▶ _Task brief_:
Make an exact copy of the lines below.

▶ _Task data_:
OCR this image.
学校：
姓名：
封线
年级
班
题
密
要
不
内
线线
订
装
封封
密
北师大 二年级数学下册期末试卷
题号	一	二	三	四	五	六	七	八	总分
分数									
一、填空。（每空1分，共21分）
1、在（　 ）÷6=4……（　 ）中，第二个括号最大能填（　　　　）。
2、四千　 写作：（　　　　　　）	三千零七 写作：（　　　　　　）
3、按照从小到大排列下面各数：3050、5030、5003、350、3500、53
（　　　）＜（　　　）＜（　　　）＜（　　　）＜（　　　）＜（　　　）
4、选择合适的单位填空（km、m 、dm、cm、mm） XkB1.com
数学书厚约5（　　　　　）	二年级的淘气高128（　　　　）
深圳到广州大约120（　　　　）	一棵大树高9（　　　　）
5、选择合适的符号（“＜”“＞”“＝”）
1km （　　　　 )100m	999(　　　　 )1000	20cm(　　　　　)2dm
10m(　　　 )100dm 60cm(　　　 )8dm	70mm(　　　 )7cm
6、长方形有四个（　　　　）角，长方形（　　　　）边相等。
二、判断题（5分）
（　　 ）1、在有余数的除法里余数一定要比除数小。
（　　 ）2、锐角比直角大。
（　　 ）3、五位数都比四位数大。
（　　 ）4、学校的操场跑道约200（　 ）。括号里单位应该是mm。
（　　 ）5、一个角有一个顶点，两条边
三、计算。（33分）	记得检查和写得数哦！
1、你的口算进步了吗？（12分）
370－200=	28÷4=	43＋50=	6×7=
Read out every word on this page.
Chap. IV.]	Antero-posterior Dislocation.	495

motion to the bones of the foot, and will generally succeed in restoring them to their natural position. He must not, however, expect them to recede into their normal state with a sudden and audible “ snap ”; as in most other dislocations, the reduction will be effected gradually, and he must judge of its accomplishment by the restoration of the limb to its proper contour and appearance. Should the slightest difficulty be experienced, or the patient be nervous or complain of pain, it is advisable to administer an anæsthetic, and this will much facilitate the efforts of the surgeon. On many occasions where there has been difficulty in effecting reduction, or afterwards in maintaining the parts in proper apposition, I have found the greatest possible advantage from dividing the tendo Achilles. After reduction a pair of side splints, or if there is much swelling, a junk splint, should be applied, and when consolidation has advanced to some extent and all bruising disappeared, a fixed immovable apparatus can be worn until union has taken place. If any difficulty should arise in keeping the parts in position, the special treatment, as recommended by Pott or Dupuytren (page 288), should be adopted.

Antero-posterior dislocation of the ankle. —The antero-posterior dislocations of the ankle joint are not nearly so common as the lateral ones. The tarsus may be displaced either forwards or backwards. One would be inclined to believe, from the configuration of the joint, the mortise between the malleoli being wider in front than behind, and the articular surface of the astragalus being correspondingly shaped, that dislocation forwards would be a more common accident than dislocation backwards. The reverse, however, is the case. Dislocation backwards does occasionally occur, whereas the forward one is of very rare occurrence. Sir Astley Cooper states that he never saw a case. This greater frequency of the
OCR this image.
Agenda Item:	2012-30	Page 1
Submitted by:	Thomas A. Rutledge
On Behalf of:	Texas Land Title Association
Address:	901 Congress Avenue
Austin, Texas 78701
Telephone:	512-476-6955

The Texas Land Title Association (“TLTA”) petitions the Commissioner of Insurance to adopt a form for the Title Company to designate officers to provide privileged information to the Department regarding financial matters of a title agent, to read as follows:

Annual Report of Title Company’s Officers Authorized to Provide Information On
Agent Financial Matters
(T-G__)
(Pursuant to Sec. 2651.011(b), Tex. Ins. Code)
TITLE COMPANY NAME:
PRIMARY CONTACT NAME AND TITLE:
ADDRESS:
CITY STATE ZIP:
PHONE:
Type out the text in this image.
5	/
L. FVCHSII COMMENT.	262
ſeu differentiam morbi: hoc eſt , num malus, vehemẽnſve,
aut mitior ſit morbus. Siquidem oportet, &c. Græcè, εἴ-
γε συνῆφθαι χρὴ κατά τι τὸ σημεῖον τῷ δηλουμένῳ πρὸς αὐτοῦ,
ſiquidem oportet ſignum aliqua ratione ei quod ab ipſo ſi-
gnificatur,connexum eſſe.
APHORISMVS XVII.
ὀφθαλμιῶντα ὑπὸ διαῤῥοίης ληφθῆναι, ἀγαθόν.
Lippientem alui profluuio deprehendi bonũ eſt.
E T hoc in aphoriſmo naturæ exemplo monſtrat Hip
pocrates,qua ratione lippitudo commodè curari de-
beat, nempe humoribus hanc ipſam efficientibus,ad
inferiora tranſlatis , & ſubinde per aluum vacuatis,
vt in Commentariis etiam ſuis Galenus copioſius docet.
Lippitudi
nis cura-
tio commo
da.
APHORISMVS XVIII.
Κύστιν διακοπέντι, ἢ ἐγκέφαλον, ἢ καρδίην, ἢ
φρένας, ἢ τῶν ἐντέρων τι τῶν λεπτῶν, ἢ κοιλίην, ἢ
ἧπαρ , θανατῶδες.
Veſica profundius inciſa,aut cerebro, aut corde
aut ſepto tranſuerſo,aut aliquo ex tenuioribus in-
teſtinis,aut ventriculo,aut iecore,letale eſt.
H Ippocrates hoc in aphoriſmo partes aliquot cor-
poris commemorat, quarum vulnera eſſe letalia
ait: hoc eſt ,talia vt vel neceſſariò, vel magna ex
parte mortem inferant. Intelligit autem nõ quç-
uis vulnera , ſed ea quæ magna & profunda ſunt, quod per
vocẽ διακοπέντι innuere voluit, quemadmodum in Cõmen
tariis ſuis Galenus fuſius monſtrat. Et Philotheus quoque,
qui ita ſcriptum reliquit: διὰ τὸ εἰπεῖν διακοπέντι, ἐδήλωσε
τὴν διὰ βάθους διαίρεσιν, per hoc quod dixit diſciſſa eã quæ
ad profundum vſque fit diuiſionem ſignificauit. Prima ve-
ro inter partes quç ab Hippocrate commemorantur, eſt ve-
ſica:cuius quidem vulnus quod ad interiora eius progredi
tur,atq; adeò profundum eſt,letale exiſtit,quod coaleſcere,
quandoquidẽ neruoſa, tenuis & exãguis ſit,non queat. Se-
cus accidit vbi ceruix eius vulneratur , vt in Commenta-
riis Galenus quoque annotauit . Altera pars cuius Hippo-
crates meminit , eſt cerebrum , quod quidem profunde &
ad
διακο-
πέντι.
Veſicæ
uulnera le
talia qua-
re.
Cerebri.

▶ _Solution to the problem_:
OCR this image.
学校：
姓名：
封线
年级
班
题
密
要
不
内
线线
订
装
封封
密
北师大 二年级数学下册期末试卷
题号	一	二	三	四	五	六	七	八	总分
分数									
一、填空。（每空1分，共21分）
1、在（　 ）÷6=4……（　 ）中，第二个括号最大能填（　　　　）。
2、四千　 写作：（　　　　　　）	三千零七 写作：（　　　　　　）
3、按照从小到大排列下面各数：3050、5030、5003、350、3500、53
（　　　）＜（　　　）＜（　　　）＜（　　　）＜（　　　）＜（　　　）
4、选择合适的单位填空（km、m 、dm、cm、mm） XkB1.com
数学书厚约5（　　　　　）	二年级的淘气高128（　　　　）
深圳到广州大约120（　　　　）	一棵大树高9（　　　　）
5、选择合适的符号（“＜”“＞”“＝”）
1km （　　　　 )100m	999(　　　　 )1000	20cm(　　　　　)2dm
10m(　　　 )100dm 60cm(　　　 )8dm	70mm(　　　 )7cm
6、长方形有四个（　　　　）角，长方形（　　　　）边相等。
二、判断题（5分）
（　　 ）1、在有余数的除法里余数一定要比除数小。
（　　 ）2、锐角比直角大。
（　　 ）3、五位数都比四位数大。
（　　 ）4、学校的操场跑道约200（　 ）。括号里单位应该是mm。
（　　 ）5、一个角有一个顶点，两条边
三、计算。（33分）	记得检查和写得数哦！
1、你的口算进步了吗？（12分）
370－200=	28÷4=	43＋50=	6×7=
Read out every word on this page.
Chap. IV.]	Antero-posterior Dislocation.	495

motion to the bones of the foot, and will generally succeed in restoring them to their natural position. He must not, however, expect them to recede into their normal state with a sudden and audible “ snap ”; as in most other dislocations, the reduction will be effected gradually, and he must judge of its accomplishment by the restoration of the limb to its proper contour and appearance. Should the slightest difficulty be experienced, or the patient be nervous or complain of pain, it is advisable to administer an anæsthetic, and this will much facilitate the efforts of the surgeon. On many occasions where there has been difficulty in effecting reduction, or afterwards in maintaining the parts in proper apposition, I have found the greatest possible advantage from dividing the tendo Achilles. After reduction a pair of side splints, or if there is much swelling, a junk splint, should be applied, and when consolidation has advanced to some extent and all bruising disappeared, a fixed immovable apparatus can be worn until union has taken place. If any difficulty should arise in keeping the parts in position, the special treatment, as recommended by Pott or Dupuytren (page 288), should be adopted.

Antero-posterior dislocation of the ankle. —The antero-posterior dislocations of the ankle joint are not nearly so common as the lateral ones. The tarsus may be displaced either forwards or backwards. One would be inclined to believe, from the configuration of the joint, the mortise between the malleoli being wider in front than behind, and the articular surface of the astragalus being correspondingly shaped, that dislocation forwards would be a more common accident than dislocation backwards. The reverse, however, is the case. Dislocation backwards does occasionally occur, whereas the forward one is of very rare occurrence. Sir Astley Cooper states that he never saw a case. This greater frequency of the
OCR this image.
Agenda Item:	2012-30	Page 1
Submitted by:	Thomas A. Rutledge
On Behalf of:	Texas Land Title Association
Address:	901 Congress Avenue
Austin, Texas 78701
Telephone:	512-476-6955

The Texas Land Title Association (“TLTA”) petitions the Commissioner of Insurance to adopt a form for the Title Company to designate officers to provide privileged information to the Department regarding financial matters of a title agent, to read as follows:

Annual Report of Title Company’s Officers Authorized to Provide Information On
Agent Financial Matters
(T-G__)
(Pursuant to Sec. 2651.011(b), Tex. Ins. Code)
TITLE COMPANY NAME:
PRIMARY CONTACT NAME AND TITLE:
ADDRESS:
CITY STATE ZIP:
PHONE:
Type out the text in this image.
5	/
L. FVCHSII COMMENT.	262
ſeu differentiam morbi: hoc eſt , num malus, vehemẽnſve,
aut mitior ſit morbus. Siquidem oportet, &c. Græcè, εἴ-
γε συνῆφθαι χρὴ κατά τι τὸ σημεῖον τῷ δηλουμένῳ πρὸς αὐτοῦ,
ſiquidem oportet ſignum aliqua ratione ei quod ab ipſo ſi-
gnificatur,connexum eſſe.
APHORISMVS XVII.
ὀφθαλμιῶντα ὑπὸ διαῤῥοίης ληφθῆναι, ἀγαθόν.
Lippientem alui profluuio deprehendi bonũ eſt.
E T hoc in aphoriſmo naturæ exemplo monſtrat Hip
pocrates,qua ratione lippitudo commodè curari de-
beat, nempe humoribus hanc ipſam efficientibus,ad
inferiora tranſlatis , & ſubinde per aluum vacuatis,
vt in Commentariis etiam ſuis Galenus copioſius docet.
Lippitudi
nis cura-
tio commo
da.
APHORISMVS XVIII.
Κύστιν διακοπέντι, ἢ ἐγκέφαλον, ἢ καρδίην, ἢ
φρένας, ἢ τῶν ἐντέρων τι τῶν λεπτῶν, ἢ κοιλίην, ἢ
ἧπαρ , θανατῶδες.
Veſica profundius inciſa,aut cerebro, aut corde
aut ſepto tranſuerſo,aut aliquo ex tenuioribus in-
teſtinis,aut ventriculo,aut iecore,letale eſt.
H Ippocrates hoc in aphoriſmo partes aliquot cor-
poris commemorat, quarum vulnera eſſe letalia
ait: hoc eſt ,talia vt vel neceſſariò, vel magna ex
parte mortem inferant. Intelligit autem nõ quç-
uis vulnera , ſed ea quæ magna & profunda ſunt, quod per
vocẽ διακοπέντι innuere voluit, quemadmodum in Cõmen
tariis ſuis Galenus fuſius monſtrat. Et Philotheus quoque,
qui ita ſcriptum reliquit: διὰ τὸ εἰπεῖν διακοπέντι, ἐδήλωσε
τὴν διὰ βάθους διαίρεσιν, per hoc quod dixit diſciſſa eã quæ
ad profundum vſque fit diuiſionem ſignificauit. Prima ve-
ro inter partes quç ab Hippocrate commemorantur, eſt ve-
ſica:cuius quidem vulnus quod ad interiora eius progredi
tur,atq; adeò profundum eſt,letale exiſtit,quod coaleſcere,
quandoquidẽ neruoſa, tenuis & exãguis ſit,non queat. Se-
cus accidit vbi ceruix eius vulneratur , vt in Commenta-
riis Galenus quoque annotauit . Altera pars cuius Hippo-
crates meminit , eſt cerebrum , quod quidem profunde &
ad
διακο-
πέντι.
Veſicæ
uulnera le
talia qua-
re.
Cerebri.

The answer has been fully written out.